For a cross-tabulation, plots a marimekko chart (also called mosaic plot), using ggplot2.

ggassoc_marimekko(data, mapping, type = "classic", 
measure = "phi", limits = NULL, 
na.rm = FALSE, na.value = "NA",
palette = NULL, colors = NULL, direction = 1, 
linecolor = "gray60", linewidth = 0.1, 
sort = "none", legend = "right")

Arguments

data

dataset to use for plot

mapping

aesthetics being used. x and y are required, weight can also be specified.

type

character. If "classic" (default), a simple marimekko chart is plotted, with no use of local associations. If type is "shades", tiles are shaded according to the local associations between categories. If type is "patterns", tiles are filled with patterns, and the density of patterns is proportional to the absolute level of local association between categories.

**SHORT TASK**
From the documentation for the marimekko chart function, print the passage starting with "dataset to use" and going on through "association between categories.", word for word.

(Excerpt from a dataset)
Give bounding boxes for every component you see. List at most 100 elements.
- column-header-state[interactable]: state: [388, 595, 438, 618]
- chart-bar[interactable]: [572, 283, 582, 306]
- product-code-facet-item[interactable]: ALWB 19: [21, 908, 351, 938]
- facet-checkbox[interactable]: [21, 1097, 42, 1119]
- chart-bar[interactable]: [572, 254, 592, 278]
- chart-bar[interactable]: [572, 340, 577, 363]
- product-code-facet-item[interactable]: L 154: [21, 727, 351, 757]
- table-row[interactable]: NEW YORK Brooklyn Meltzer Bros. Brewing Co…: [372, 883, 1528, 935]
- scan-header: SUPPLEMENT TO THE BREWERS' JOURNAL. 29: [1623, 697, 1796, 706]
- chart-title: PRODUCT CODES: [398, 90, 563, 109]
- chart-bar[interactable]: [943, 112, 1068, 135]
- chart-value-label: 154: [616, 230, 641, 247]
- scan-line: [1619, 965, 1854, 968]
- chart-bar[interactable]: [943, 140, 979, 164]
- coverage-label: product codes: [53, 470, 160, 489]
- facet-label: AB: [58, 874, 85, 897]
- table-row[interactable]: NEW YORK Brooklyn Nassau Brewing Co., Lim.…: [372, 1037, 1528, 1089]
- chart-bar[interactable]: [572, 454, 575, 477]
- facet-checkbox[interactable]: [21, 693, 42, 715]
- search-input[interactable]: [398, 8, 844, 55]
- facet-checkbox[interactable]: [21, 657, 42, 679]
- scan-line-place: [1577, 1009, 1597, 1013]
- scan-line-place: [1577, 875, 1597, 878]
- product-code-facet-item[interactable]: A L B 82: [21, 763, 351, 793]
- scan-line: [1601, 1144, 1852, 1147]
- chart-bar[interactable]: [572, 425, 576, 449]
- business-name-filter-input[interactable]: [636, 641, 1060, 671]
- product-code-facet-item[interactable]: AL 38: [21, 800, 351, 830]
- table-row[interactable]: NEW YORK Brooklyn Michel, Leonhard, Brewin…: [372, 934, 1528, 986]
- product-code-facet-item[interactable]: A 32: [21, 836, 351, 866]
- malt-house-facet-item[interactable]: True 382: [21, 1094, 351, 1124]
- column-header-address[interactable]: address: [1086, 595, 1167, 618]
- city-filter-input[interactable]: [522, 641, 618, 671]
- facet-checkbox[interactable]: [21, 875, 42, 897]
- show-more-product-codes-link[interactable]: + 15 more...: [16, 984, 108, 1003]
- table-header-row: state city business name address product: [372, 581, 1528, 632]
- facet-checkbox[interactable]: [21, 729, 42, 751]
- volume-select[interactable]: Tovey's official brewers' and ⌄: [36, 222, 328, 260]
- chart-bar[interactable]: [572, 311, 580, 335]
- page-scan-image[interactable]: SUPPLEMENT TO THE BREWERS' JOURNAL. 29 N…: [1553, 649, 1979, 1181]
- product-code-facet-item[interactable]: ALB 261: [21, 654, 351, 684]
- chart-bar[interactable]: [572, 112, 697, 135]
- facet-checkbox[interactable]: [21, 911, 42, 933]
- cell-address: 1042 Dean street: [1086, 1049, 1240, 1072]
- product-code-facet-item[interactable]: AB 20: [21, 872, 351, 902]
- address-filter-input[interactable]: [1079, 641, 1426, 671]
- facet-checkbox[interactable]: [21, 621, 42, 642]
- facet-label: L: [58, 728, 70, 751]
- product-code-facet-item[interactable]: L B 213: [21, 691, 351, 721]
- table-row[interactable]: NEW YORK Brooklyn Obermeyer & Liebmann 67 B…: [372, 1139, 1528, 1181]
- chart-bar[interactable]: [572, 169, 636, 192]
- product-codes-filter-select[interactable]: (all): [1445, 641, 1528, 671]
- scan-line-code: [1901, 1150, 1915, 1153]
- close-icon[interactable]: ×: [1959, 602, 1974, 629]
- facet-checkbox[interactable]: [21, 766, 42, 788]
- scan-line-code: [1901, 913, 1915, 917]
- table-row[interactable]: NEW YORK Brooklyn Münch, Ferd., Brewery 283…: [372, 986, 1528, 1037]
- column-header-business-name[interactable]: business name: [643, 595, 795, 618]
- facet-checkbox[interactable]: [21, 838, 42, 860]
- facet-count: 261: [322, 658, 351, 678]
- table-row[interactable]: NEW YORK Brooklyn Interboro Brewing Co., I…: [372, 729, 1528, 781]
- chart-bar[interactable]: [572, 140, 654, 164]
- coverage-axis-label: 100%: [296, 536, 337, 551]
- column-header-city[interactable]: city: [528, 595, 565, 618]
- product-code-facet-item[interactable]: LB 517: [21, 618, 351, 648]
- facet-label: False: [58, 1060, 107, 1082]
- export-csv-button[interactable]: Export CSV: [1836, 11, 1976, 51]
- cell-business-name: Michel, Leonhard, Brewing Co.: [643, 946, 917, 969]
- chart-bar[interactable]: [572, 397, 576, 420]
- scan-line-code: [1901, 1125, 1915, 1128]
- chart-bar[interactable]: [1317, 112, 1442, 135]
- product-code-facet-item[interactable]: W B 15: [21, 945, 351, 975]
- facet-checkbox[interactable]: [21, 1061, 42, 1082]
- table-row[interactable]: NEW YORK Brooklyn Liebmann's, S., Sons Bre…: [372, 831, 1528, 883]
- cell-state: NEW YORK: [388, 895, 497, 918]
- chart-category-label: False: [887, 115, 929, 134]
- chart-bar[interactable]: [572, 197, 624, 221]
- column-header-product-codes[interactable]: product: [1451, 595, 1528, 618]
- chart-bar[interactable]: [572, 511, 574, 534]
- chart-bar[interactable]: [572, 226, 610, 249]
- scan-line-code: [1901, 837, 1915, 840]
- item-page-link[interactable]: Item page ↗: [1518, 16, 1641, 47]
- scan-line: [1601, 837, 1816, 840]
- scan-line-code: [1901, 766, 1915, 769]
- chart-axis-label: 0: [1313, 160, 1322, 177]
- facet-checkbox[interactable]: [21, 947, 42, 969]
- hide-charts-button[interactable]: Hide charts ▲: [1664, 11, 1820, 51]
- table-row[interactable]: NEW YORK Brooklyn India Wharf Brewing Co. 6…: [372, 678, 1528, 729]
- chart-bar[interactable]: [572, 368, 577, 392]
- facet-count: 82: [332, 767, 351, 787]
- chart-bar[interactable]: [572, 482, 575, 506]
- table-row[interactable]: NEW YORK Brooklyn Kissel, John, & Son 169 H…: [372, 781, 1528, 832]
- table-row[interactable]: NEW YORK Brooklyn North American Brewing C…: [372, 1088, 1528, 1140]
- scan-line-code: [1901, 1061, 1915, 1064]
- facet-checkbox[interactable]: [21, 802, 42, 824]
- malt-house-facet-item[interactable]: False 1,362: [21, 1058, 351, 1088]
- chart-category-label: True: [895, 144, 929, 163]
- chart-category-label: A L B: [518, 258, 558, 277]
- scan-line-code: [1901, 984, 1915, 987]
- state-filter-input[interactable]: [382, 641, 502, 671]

**CORRECT RESPONSE**
dataset to use for plot

mapping

aesthetics being used. x and y are required, weight can also be specified.

type

character. If "classic" (default), a simple marimekko chart is plotted, with no use of local associations. If type is "shades", tiles are shaded according to the local associations between categories. If type is "patterns", tiles are filled with patterns, and the density of patterns is proportional to the absolute level of local association between categories.